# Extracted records
────────────────────

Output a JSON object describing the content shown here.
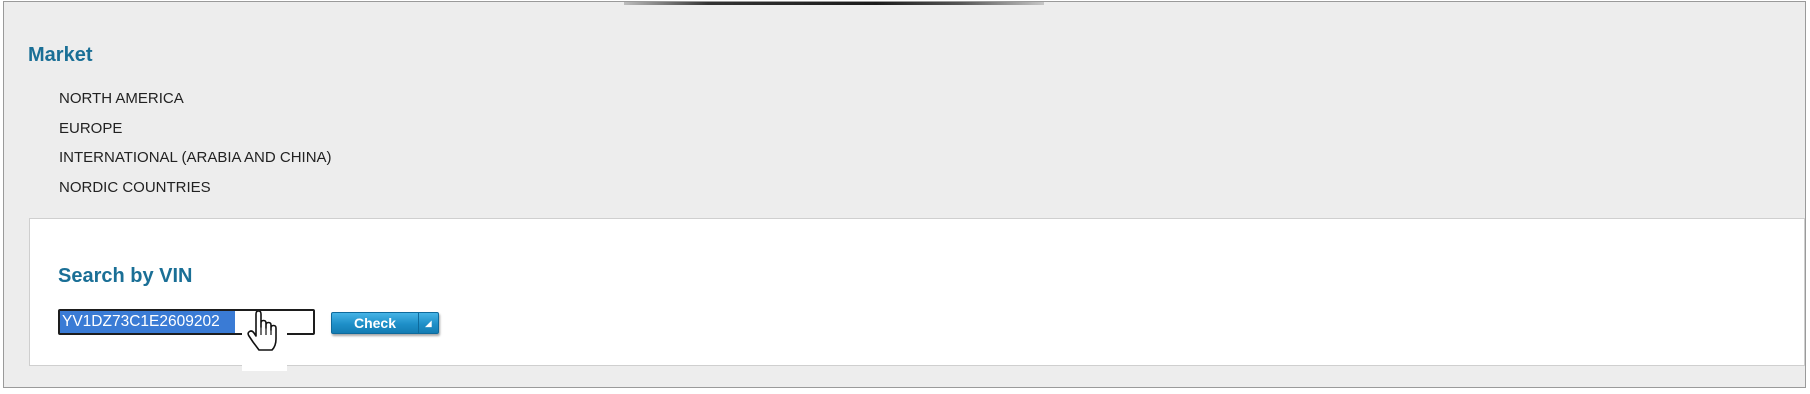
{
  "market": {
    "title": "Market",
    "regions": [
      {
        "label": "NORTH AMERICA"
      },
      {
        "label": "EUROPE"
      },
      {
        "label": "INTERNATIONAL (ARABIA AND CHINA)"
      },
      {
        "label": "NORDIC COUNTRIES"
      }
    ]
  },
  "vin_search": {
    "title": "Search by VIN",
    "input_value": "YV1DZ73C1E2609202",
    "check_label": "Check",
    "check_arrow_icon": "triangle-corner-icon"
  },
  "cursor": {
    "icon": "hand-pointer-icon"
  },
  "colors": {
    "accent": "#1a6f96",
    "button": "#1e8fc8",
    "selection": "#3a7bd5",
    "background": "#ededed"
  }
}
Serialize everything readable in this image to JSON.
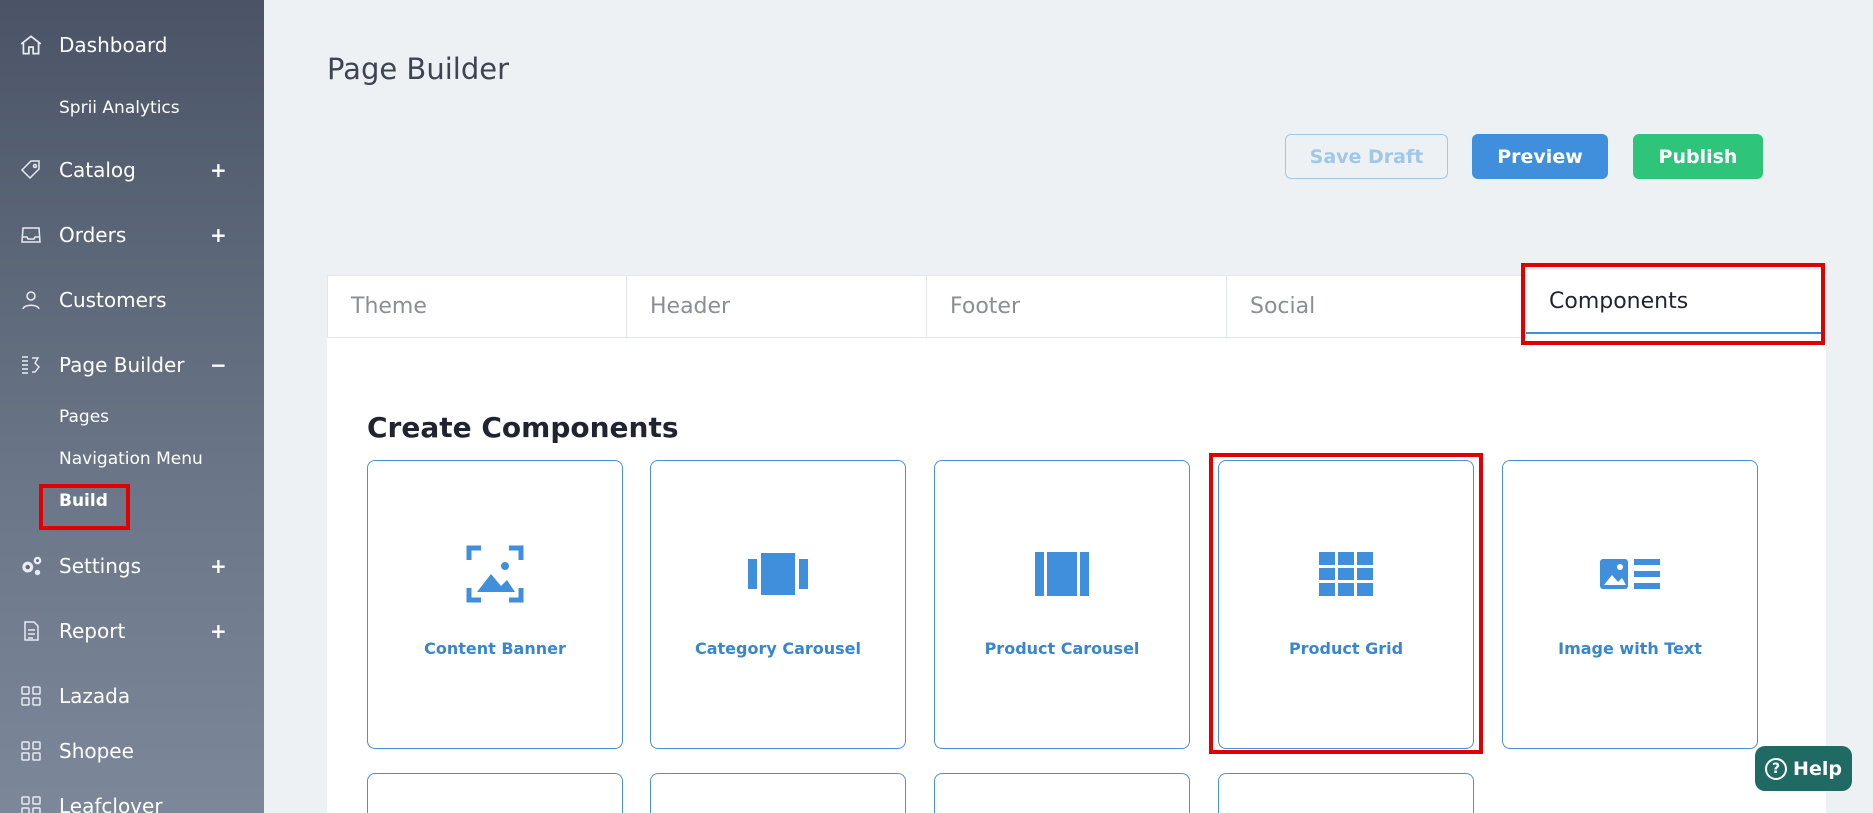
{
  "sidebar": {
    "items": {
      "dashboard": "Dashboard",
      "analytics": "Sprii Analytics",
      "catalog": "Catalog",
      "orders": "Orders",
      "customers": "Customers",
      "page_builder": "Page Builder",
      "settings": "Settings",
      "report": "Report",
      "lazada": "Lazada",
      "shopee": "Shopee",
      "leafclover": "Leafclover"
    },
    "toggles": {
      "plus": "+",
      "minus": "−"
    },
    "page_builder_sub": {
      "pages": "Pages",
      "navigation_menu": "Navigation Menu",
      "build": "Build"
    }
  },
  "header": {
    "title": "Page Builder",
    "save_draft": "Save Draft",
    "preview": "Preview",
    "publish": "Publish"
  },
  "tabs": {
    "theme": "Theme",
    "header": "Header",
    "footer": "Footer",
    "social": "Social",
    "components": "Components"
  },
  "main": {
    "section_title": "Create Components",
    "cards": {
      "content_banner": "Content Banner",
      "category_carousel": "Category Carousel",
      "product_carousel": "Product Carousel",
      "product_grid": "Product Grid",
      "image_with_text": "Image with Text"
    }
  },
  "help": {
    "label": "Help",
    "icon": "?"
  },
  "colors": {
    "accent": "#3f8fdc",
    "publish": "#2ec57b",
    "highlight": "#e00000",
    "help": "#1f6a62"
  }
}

────────────────────

# WORK TO BE COMPLETED
The records above should be reproduced exactly, with no pictures included.

# ANSWER TO THIS TASK
Output a JSON object describing the content shown here.
{
  "market": {
    "title": "Market",
    "regions": [
      {
        "label": "NORTH AMERICA"
      },
      {
        "label": "EUROPE"
      },
      {
        "label": "INTERNATIONAL (ARABIA AND CHINA)"
      },
      {
        "label": "NORDIC COUNTRIES"
      }
    ]
  },
  "vin_search": {
    "title": "Search by VIN",
    "input_value": "YV1DZ73C1E2609202",
    "check_label": "Check",
    "check_arrow_icon": "triangle-corner-icon"
  },
  "cursor": {
    "icon": "hand-pointer-icon"
  },
  "colors": {
    "accent": "#1a6f96",
    "button": "#1e8fc8",
    "selection": "#3a7bd5",
    "background": "#ededed"
  }
}
Serialize everything readable in this image to JSON.
{
  "sidebar": {
    "items": {
      "dashboard": "Dashboard",
      "analytics": "Sprii Analytics",
      "catalog": "Catalog",
      "orders": "Orders",
      "customers": "Customers",
      "page_builder": "Page Builder",
      "settings": "Settings",
      "report": "Report",
      "lazada": "Lazada",
      "shopee": "Shopee",
      "leafclover": "Leafclover"
    },
    "toggles": {
      "plus": "+",
      "minus": "−"
    },
    "page_builder_sub": {
      "pages": "Pages",
      "navigation_menu": "Navigation Menu",
      "build": "Build"
    }
  },
  "header": {
    "title": "Page Builder",
    "save_draft": "Save Draft",
    "preview": "Preview",
    "publish": "Publish"
  },
  "tabs": {
    "theme": "Theme",
    "header": "Header",
    "footer": "Footer",
    "social": "Social",
    "components": "Components"
  },
  "main": {
    "section_title": "Create Components",
    "cards": {
      "content_banner": "Content Banner",
      "category_carousel": "Category Carousel",
      "product_carousel": "Product Carousel",
      "product_grid": "Product Grid",
      "image_with_text": "Image with Text"
    }
  },
  "help": {
    "label": "Help",
    "icon": "?"
  },
  "colors": {
    "accent": "#3f8fdc",
    "publish": "#2ec57b",
    "highlight": "#e00000",
    "help": "#1f6a62"
  }
}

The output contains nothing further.